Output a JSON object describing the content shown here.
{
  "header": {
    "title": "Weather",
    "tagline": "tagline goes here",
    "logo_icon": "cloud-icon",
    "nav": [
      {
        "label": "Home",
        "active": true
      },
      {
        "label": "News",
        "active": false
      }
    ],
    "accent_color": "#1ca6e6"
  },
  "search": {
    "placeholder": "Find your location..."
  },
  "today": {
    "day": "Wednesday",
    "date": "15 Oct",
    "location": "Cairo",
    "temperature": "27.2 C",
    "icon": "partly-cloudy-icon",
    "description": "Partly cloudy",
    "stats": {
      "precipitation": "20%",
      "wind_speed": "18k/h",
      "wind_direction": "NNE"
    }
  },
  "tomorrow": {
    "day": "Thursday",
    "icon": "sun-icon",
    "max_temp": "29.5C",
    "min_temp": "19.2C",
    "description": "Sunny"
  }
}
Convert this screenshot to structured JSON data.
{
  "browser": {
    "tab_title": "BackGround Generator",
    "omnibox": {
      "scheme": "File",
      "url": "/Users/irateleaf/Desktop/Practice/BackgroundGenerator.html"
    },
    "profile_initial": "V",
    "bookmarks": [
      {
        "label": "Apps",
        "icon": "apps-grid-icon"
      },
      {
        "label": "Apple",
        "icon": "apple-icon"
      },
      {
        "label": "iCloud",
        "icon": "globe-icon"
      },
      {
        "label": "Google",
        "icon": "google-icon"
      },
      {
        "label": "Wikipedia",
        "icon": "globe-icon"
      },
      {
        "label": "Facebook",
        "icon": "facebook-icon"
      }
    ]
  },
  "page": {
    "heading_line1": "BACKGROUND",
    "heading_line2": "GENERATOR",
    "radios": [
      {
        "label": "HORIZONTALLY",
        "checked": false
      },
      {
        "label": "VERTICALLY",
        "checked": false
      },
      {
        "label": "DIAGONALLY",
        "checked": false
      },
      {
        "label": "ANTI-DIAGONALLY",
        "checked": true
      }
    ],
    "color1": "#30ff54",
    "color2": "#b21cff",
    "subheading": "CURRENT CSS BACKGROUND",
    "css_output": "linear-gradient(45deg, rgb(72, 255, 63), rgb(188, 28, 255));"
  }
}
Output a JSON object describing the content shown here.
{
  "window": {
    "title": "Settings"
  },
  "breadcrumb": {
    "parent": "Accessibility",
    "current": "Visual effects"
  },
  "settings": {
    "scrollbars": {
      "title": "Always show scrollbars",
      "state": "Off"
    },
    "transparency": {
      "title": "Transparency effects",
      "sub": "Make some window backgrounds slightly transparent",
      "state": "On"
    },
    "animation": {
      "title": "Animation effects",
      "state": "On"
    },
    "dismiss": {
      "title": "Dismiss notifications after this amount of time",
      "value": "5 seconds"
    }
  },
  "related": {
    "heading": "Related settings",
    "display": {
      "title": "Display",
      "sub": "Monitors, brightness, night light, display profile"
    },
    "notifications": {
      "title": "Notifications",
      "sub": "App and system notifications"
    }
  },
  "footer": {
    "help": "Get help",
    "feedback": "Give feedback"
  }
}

------------------------------------------------

## [Exercise description]
Reproduce the complete set of lines precisely as supplied.

## [Response to this exercise]
Output a JSON object describing the content shown here.
{
  "header": {
    "title": "Weather",
    "tagline": "tagline goes here",
    "logo_icon": "cloud-icon",
    "nav": [
      {
        "label": "Home",
        "active": true
      },
      {
        "label": "News",
        "active": false
      }
    ],
    "accent_color": "#1ca6e6"
  },
  "search": {
    "placeholder": "Find your location..."
  },
  "today": {
    "day": "Wednesday",
    "date": "15 Oct",
    "location": "Cairo",
    "temperature": "27.2 C",
    "icon": "partly-cloudy-icon",
    "description": "Partly cloudy",
    "stats": {
      "precipitation": "20%",
      "wind_speed": "18k/h",
      "wind_direction": "NNE"
    }
  },
  "tomorrow": {
    "day": "Thursday",
    "icon": "sun-icon",
    "max_temp": "29.5C",
    "min_temp": "19.2C",
    "description": "Sunny"
  }
}
Convert this screenshot to structured JSON data.
{
  "browser": {
    "tab_title": "BackGround Generator",
    "omnibox": {
      "scheme": "File",
      "url": "/Users/irateleaf/Desktop/Practice/BackgroundGenerator.html"
    },
    "profile_initial": "V",
    "bookmarks": [
      {
        "label": "Apps",
        "icon": "apps-grid-icon"
      },
      {
        "label": "Apple",
        "icon": "apple-icon"
      },
      {
        "label": "iCloud",
        "icon": "globe-icon"
      },
      {
        "label": "Google",
        "icon": "google-icon"
      },
      {
        "label": "Wikipedia",
        "icon": "globe-icon"
      },
      {
        "label": "Facebook",
        "icon": "facebook-icon"
      }
    ]
  },
  "page": {
    "heading_line1": "BACKGROUND",
    "heading_line2": "GENERATOR",
    "radios": [
      {
        "label": "HORIZONTALLY",
        "checked": false
      },
      {
        "label": "VERTICALLY",
        "checked": false
      },
      {
        "label": "DIAGONALLY",
        "checked": false
      },
      {
        "label": "ANTI-DIAGONALLY",
        "checked": true
      }
    ],
    "color1": "#30ff54",
    "color2": "#b21cff",
    "subheading": "CURRENT CSS BACKGROUND",
    "css_output": "linear-gradient(45deg, rgb(72, 255, 63), rgb(188, 28, 255));"
  }
}
Output a JSON object describing the content shown here.
{
  "window": {
    "title": "Settings"
  },
  "breadcrumb": {
    "parent": "Accessibility",
    "current": "Visual effects"
  },
  "settings": {
    "scrollbars": {
      "title": "Always show scrollbars",
      "state": "Off"
    },
    "transparency": {
      "title": "Transparency effects",
      "sub": "Make some window backgrounds slightly transparent",
      "state": "On"
    },
    "animation": {
      "title": "Animation effects",
      "state": "On"
    },
    "dismiss": {
      "title": "Dismiss notifications after this amount of time",
      "value": "5 seconds"
    }
  },
  "related": {
    "heading": "Related settings",
    "display": {
      "title": "Display",
      "sub": "Monitors, brightness, night light, display profile"
    },
    "notifications": {
      "title": "Notifications",
      "sub": "App and system notifications"
    }
  },
  "footer": {
    "help": "Get help",
    "feedback": "Give feedback"
  }
}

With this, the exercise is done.